Task details
Pictures are not part of the copy; repeat everything else in the records exactly.

Material for this task
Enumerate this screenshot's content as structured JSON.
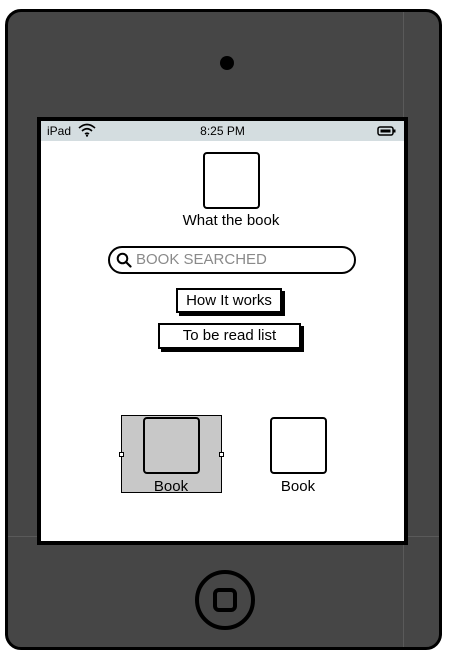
{
  "status_bar": {
    "device": "iPad",
    "time": "8:25 PM",
    "wifi_icon": "wifi-icon",
    "battery_icon": "battery-icon"
  },
  "header": {
    "logo_caption": "What the book"
  },
  "search": {
    "placeholder": "BOOK SEARCHED",
    "icon": "search-icon"
  },
  "buttons": {
    "how_it_works": "How It works",
    "to_be_read_list": "To be read list"
  },
  "books": [
    {
      "label": "Book",
      "selected": true
    },
    {
      "label": "Book",
      "selected": false
    }
  ],
  "colors": {
    "device_body": "#464646",
    "status_bar": "#d4dde0",
    "selection": "#c8c8c8",
    "placeholder_text": "#8a8a8a"
  }
}
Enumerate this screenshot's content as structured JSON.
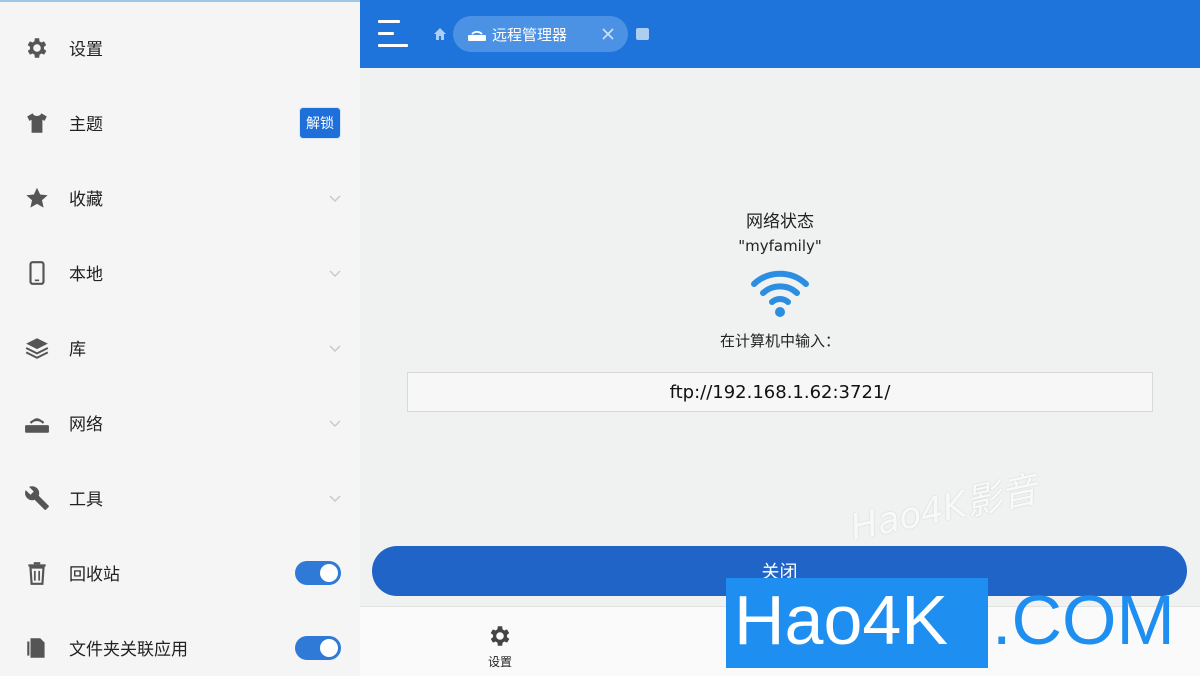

Answer in full
Enumerate this screenshot's content as structured JSON.
{
  "status_bar": {
    "device": "iPad",
    "time": "8:25 PM",
    "wifi_icon": "wifi-icon",
    "battery_icon": "battery-icon"
  },
  "header": {
    "logo_caption": "What the book"
  },
  "search": {
    "placeholder": "BOOK SEARCHED",
    "icon": "search-icon"
  },
  "buttons": {
    "how_it_works": "How It works",
    "to_be_read_list": "To be read list"
  },
  "books": [
    {
      "label": "Book",
      "selected": true
    },
    {
      "label": "Book",
      "selected": false
    }
  ],
  "colors": {
    "device_body": "#464646",
    "status_bar": "#d4dde0",
    "selection": "#c8c8c8",
    "placeholder_text": "#8a8a8a"
  }
}
Enumerate this screenshot's content as structured JSON.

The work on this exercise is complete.